Reproduce the listing word for word, from its first line through the line containing "footer-link[interactable]: Shipping [35, 504, 275, 525]", with both of those lines included.
══ Excerpted records ══
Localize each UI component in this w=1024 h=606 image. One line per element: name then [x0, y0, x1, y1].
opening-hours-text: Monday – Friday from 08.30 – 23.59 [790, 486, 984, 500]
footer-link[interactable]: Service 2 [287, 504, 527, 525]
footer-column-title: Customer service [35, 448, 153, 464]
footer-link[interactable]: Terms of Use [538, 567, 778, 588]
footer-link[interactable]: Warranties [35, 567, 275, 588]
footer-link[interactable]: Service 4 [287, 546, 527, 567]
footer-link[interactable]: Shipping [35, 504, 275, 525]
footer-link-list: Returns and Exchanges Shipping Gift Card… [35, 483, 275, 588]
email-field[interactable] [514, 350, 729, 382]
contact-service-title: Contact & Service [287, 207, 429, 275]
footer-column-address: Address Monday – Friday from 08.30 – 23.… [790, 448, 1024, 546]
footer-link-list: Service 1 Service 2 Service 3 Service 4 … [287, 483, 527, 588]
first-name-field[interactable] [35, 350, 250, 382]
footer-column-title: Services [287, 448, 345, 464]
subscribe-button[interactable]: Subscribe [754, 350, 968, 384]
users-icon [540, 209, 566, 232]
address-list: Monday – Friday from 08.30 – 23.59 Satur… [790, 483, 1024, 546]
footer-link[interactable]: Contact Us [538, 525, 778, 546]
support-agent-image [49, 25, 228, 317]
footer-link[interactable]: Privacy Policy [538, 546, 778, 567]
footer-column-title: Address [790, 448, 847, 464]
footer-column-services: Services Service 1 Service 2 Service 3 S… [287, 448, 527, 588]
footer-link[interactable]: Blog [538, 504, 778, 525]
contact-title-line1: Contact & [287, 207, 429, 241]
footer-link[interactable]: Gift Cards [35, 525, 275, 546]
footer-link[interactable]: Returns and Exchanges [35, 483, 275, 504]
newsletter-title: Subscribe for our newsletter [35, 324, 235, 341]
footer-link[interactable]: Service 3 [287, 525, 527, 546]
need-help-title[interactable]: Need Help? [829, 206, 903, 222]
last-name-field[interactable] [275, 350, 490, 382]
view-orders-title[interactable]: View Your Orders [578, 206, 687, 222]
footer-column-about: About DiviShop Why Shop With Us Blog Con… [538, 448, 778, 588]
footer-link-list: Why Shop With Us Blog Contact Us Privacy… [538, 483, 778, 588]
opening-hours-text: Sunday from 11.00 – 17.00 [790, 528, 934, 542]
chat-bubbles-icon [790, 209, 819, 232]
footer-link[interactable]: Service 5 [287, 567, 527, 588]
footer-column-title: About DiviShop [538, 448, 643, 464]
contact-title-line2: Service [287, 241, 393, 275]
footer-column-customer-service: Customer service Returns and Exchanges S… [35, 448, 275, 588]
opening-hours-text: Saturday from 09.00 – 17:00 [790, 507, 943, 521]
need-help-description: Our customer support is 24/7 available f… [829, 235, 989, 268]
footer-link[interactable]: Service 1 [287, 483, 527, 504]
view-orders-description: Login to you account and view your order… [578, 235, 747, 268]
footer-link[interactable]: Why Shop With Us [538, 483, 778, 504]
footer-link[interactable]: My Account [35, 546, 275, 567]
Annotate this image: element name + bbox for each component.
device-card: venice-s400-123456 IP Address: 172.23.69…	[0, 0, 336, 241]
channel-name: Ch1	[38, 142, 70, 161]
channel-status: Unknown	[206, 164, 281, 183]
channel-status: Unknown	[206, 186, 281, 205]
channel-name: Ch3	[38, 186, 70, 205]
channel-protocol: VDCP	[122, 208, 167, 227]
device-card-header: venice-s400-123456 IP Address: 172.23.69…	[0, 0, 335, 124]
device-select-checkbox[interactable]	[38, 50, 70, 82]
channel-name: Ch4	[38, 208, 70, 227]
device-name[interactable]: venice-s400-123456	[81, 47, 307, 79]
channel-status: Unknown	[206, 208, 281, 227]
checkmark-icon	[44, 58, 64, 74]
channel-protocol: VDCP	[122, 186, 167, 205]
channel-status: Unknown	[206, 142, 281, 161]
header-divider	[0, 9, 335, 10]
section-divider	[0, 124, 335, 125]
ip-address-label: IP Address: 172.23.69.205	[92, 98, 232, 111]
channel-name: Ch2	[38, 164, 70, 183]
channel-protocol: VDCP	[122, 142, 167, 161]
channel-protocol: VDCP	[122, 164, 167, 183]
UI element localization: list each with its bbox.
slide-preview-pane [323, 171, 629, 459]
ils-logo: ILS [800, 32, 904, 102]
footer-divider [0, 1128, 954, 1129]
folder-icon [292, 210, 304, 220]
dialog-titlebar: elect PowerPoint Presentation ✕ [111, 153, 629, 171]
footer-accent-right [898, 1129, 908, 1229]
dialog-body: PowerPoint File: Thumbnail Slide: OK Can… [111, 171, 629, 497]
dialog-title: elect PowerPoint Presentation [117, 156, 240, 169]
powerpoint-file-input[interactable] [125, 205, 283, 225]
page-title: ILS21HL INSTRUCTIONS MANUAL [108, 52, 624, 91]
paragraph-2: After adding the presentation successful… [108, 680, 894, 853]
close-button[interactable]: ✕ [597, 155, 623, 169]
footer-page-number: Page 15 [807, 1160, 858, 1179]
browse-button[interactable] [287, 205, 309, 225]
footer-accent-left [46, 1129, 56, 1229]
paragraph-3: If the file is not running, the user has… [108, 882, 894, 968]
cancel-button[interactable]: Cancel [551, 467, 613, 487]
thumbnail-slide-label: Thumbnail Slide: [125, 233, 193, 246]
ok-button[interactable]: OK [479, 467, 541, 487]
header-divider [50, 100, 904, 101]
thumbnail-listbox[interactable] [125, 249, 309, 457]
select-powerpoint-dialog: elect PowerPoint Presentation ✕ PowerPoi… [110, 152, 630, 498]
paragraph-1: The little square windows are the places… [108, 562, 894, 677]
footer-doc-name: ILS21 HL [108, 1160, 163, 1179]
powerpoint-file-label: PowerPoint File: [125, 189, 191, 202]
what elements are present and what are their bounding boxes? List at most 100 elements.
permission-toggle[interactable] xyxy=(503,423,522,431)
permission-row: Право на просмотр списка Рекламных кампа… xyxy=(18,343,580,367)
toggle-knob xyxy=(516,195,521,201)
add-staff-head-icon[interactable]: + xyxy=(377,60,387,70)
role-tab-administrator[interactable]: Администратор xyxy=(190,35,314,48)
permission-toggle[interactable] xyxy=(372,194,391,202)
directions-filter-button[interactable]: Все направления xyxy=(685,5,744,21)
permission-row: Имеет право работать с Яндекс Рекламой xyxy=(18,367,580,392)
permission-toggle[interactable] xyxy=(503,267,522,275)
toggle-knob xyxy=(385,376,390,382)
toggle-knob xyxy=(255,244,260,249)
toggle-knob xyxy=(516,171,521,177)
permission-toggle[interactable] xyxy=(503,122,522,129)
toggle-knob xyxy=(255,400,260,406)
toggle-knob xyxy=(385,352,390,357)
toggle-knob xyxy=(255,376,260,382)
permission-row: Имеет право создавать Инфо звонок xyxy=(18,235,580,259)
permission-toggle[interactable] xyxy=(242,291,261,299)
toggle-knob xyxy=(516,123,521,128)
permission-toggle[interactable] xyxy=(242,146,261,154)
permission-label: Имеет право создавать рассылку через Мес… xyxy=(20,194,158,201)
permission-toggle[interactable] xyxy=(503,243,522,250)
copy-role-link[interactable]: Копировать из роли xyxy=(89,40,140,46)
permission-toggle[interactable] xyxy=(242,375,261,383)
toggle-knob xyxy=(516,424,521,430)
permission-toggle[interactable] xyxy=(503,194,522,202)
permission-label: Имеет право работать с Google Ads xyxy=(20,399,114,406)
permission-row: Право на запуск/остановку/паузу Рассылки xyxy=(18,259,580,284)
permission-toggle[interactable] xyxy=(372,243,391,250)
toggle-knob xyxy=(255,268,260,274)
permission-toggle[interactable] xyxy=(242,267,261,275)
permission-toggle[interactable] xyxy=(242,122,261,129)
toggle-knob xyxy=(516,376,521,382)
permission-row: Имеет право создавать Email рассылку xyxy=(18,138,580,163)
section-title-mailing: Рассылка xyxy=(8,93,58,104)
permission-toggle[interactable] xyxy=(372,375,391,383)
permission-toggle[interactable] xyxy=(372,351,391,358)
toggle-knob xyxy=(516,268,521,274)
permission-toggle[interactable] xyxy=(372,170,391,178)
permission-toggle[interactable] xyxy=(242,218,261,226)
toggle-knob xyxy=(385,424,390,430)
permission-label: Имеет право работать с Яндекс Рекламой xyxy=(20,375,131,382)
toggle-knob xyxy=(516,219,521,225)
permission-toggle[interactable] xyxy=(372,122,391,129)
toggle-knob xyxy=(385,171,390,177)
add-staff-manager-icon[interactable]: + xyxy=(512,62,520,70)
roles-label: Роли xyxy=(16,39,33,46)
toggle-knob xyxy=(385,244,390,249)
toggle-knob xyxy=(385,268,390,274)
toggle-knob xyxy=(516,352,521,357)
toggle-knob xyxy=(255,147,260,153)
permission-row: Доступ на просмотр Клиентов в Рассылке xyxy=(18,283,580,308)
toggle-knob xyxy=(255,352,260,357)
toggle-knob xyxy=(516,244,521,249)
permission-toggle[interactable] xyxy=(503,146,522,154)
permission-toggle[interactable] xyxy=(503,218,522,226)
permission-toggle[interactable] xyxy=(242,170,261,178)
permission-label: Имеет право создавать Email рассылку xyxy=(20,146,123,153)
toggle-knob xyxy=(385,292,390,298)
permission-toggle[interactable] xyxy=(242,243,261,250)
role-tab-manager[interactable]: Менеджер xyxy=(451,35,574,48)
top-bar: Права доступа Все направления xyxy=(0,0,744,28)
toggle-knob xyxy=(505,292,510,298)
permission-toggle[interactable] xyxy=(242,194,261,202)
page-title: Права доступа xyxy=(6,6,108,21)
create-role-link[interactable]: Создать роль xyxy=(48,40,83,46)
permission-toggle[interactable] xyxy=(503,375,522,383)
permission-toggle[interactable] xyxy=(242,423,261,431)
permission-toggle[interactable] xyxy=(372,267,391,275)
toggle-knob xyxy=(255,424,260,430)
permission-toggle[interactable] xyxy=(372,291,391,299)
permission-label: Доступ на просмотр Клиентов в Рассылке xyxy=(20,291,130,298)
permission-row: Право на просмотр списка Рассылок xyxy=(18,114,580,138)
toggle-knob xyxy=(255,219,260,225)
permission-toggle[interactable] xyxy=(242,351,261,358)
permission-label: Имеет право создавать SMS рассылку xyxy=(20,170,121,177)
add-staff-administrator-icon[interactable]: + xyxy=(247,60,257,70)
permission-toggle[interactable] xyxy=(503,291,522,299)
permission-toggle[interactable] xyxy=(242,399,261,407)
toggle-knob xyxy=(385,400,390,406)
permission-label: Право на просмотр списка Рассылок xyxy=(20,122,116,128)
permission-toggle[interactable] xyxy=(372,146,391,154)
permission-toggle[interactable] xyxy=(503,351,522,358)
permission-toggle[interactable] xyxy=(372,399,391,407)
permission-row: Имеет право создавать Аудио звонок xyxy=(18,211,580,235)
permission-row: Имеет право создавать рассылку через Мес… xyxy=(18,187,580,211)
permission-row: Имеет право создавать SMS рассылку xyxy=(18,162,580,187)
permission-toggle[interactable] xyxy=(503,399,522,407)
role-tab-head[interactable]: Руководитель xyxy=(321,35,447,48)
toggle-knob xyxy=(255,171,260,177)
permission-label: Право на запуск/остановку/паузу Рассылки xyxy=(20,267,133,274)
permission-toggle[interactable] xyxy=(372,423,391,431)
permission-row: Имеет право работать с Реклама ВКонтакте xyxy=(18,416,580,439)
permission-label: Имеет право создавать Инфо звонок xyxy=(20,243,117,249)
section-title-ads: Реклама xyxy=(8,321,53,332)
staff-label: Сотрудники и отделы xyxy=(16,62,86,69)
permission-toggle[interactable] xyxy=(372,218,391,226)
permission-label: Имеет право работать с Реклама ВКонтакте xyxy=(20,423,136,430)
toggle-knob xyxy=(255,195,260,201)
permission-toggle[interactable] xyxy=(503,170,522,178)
═══
Final result ::
Localize each UI component in this w=1024 h=606 image. One line per element: name then [x0, y0, x1, y1].
opening-hours-text: Monday – Friday from 08.30 – 23.59 [790, 486, 984, 500]
footer-link[interactable]: Service 2 [287, 504, 527, 525]
footer-column-title: Customer service [35, 448, 153, 464]
footer-link[interactable]: Terms of Use [538, 567, 778, 588]
footer-link[interactable]: Warranties [35, 567, 275, 588]
footer-link[interactable]: Service 4 [287, 546, 527, 567]
footer-link[interactable]: Shipping [35, 504, 275, 525]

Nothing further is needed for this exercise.